• [WORK TO DO]
Return all lines where the word "Menschen" can be found.

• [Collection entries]

*-*-*

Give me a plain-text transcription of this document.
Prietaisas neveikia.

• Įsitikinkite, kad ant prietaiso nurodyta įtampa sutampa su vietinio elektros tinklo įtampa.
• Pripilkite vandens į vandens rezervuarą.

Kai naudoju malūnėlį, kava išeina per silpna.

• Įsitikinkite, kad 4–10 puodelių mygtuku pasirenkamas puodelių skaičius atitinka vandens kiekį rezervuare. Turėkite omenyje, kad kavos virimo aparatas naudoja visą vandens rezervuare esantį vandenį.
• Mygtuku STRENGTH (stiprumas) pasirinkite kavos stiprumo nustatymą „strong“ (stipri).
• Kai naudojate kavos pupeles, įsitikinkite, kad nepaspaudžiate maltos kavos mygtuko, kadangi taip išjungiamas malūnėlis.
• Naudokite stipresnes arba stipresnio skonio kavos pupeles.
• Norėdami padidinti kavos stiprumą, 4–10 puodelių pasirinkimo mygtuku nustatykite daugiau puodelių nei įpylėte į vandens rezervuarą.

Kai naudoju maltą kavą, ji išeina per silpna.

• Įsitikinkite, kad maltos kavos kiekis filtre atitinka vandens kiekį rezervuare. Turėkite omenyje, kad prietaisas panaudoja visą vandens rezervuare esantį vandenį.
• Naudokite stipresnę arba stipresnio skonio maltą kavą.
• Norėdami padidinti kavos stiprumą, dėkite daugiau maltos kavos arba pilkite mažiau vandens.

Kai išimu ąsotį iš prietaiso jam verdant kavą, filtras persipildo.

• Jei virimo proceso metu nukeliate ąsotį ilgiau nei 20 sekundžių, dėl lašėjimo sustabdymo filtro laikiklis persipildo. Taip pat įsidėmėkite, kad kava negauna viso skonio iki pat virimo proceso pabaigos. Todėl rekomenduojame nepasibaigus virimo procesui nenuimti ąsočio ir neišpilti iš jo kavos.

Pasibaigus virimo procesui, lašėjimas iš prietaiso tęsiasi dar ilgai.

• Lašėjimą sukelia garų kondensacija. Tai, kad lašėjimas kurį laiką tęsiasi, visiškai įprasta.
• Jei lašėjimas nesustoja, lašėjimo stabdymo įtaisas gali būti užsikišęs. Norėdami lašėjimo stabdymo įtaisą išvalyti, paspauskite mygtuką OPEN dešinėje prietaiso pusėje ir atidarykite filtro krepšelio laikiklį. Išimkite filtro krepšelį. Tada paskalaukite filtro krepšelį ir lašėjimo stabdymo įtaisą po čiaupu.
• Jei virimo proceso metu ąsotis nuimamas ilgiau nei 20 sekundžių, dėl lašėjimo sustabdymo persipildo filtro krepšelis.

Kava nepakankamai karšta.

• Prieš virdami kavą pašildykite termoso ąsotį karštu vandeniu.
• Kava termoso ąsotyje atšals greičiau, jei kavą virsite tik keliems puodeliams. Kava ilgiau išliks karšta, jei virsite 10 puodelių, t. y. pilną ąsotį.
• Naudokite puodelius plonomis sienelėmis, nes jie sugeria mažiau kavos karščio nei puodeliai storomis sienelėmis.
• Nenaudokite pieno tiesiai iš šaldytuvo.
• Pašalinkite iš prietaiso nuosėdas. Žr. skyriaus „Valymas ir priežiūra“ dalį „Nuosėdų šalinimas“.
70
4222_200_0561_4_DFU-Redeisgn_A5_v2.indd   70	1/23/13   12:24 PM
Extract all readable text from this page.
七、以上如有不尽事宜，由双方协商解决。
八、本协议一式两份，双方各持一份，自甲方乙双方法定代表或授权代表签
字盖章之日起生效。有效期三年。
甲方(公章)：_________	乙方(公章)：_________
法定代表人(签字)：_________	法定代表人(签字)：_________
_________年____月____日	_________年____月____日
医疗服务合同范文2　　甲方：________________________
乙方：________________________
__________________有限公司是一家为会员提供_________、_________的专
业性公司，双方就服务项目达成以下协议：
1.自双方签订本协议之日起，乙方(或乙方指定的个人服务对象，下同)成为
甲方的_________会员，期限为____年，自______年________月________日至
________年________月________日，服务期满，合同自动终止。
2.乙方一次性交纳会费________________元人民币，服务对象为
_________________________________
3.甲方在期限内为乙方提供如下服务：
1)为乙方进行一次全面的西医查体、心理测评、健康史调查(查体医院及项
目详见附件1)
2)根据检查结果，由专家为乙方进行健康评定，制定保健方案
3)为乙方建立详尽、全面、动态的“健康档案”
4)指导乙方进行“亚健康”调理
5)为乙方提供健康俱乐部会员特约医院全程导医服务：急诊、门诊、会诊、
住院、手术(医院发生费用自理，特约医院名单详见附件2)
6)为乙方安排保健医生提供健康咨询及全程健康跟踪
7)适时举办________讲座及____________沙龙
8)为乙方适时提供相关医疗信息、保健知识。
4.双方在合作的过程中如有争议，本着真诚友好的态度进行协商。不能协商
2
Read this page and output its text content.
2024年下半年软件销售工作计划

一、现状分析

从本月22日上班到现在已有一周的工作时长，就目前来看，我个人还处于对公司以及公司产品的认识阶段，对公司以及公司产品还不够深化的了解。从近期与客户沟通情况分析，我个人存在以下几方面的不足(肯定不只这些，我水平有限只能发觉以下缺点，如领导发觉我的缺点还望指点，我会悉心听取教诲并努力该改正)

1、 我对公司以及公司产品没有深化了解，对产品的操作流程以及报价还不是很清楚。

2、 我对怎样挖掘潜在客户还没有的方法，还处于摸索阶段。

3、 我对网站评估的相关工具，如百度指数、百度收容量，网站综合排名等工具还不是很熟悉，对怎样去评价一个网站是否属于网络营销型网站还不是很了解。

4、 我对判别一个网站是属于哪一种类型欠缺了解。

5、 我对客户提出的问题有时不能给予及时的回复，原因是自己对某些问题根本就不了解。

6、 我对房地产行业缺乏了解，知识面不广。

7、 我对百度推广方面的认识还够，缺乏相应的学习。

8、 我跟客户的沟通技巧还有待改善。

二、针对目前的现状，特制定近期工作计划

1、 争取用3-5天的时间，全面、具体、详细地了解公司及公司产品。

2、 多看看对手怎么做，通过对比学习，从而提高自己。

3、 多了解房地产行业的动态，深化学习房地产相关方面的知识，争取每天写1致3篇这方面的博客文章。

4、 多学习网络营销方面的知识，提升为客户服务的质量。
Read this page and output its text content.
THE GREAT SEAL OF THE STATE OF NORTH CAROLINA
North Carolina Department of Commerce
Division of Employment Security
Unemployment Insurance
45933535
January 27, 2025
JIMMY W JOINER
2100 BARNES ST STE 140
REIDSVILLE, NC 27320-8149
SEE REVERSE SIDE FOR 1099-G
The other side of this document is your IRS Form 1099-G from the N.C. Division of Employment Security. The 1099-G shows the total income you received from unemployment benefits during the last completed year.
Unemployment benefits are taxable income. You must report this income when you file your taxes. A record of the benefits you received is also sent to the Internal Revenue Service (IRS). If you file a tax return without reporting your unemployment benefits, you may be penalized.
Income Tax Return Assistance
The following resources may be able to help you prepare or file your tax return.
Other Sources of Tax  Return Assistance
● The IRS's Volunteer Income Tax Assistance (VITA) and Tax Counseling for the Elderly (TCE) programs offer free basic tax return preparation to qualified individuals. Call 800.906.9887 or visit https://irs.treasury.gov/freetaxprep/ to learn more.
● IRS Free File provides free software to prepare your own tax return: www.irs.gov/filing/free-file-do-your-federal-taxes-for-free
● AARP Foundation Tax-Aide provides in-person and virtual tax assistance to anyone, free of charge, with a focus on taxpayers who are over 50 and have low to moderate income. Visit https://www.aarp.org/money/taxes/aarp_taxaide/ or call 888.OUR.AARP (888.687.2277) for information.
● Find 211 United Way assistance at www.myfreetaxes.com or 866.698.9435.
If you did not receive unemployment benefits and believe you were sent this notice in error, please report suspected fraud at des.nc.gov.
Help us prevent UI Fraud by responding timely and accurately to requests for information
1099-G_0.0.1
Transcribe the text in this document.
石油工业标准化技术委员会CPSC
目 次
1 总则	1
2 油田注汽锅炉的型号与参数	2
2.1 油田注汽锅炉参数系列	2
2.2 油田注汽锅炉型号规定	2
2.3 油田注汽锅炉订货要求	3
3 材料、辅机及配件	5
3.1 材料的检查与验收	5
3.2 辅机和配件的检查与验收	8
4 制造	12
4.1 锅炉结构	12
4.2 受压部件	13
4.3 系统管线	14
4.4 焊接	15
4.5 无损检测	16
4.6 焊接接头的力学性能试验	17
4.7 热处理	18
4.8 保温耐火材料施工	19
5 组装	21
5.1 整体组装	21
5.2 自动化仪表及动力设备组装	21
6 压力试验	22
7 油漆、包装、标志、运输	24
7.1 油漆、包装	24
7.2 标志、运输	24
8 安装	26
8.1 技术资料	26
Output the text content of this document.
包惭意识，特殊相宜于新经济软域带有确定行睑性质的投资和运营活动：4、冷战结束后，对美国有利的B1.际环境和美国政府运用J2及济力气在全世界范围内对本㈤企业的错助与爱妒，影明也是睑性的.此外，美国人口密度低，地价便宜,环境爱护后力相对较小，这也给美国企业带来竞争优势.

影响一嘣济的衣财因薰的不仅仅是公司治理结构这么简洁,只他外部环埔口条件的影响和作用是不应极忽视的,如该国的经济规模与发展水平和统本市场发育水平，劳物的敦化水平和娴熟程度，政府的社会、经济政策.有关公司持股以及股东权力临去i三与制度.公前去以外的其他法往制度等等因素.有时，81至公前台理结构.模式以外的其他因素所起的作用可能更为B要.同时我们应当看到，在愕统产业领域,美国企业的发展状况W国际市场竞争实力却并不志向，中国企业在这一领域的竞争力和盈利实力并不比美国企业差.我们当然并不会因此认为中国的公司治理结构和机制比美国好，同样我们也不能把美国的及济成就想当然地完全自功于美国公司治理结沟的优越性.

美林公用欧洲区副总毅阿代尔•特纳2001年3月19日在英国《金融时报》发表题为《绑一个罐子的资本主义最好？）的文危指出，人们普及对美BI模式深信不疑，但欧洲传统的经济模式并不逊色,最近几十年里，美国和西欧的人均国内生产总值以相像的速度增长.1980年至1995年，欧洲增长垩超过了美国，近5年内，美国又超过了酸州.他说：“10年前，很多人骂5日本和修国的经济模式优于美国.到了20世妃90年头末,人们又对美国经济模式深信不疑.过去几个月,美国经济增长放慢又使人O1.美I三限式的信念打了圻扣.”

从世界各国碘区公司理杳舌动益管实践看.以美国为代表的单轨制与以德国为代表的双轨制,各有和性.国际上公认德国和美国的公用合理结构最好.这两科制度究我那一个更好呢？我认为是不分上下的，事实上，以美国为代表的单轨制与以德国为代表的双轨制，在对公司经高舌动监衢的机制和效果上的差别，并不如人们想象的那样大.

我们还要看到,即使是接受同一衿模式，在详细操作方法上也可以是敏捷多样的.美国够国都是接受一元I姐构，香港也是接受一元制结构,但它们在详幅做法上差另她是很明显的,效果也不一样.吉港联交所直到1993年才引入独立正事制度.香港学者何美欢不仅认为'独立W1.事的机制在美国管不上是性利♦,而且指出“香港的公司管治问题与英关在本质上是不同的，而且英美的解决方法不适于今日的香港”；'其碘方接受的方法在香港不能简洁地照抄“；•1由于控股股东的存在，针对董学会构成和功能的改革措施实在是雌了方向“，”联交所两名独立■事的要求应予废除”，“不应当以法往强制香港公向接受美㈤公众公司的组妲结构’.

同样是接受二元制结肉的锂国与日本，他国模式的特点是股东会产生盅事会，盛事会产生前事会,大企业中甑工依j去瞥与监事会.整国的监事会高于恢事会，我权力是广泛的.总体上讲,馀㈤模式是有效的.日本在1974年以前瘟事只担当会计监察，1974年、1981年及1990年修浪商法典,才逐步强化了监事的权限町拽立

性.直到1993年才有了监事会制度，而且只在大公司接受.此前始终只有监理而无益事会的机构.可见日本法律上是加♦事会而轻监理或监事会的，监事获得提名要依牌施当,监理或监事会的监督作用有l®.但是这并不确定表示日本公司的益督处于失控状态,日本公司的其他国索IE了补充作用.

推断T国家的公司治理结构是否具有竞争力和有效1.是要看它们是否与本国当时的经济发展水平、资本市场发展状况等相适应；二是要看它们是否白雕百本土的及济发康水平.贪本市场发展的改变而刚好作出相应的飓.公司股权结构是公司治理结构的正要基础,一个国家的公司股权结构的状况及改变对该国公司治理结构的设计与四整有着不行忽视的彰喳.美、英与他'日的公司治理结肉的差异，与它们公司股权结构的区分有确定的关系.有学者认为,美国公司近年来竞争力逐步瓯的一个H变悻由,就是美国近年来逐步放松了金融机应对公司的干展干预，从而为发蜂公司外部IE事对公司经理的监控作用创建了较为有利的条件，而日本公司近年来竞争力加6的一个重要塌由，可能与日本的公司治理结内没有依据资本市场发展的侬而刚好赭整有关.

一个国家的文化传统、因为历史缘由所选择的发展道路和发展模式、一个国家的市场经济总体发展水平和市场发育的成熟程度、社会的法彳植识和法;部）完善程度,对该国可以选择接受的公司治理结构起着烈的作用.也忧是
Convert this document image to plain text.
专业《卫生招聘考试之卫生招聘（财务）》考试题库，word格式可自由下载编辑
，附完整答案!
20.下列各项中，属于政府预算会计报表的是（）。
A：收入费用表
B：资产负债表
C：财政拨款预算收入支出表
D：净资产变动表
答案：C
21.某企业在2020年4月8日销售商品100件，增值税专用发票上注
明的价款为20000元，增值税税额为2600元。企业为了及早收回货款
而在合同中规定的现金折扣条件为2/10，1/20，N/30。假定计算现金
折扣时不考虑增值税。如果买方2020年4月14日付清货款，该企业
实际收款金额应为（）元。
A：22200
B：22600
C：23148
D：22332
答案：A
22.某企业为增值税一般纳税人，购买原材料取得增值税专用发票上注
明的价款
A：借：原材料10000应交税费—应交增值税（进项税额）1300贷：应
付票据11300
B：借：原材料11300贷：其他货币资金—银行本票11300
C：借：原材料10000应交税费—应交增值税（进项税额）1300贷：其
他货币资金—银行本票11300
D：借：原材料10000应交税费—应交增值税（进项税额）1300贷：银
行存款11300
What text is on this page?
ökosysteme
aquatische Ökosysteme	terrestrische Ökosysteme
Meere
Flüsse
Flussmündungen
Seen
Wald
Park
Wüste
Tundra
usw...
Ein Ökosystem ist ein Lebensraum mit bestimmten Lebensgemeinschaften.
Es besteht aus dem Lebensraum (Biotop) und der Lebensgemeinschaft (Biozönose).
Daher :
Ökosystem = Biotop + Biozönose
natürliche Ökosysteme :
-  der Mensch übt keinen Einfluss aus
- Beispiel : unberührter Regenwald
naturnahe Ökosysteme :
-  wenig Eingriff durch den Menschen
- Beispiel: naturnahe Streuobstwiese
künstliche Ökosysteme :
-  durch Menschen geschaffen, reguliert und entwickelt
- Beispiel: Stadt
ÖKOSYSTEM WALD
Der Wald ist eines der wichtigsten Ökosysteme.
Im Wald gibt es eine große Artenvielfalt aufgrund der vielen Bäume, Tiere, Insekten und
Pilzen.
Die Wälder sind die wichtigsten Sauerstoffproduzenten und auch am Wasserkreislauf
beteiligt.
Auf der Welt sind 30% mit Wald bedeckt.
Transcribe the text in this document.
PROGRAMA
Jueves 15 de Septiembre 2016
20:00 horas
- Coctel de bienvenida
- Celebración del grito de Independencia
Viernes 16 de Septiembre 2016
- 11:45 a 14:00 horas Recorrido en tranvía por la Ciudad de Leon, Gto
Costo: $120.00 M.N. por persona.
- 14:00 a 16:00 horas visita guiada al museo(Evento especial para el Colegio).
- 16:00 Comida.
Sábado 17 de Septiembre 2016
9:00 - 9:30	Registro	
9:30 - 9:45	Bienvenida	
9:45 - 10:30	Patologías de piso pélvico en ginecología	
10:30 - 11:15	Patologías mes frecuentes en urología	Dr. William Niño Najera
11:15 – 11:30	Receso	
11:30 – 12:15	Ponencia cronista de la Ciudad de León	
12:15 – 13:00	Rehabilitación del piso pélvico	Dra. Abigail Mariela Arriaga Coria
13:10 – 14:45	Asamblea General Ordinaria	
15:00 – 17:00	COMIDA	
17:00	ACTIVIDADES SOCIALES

*-*-*

• [EXERCISE SOLUTION]
-  wenig Eingriff durch den Menschen
-  durch Menschen geschaffen, reguliert und entwickelt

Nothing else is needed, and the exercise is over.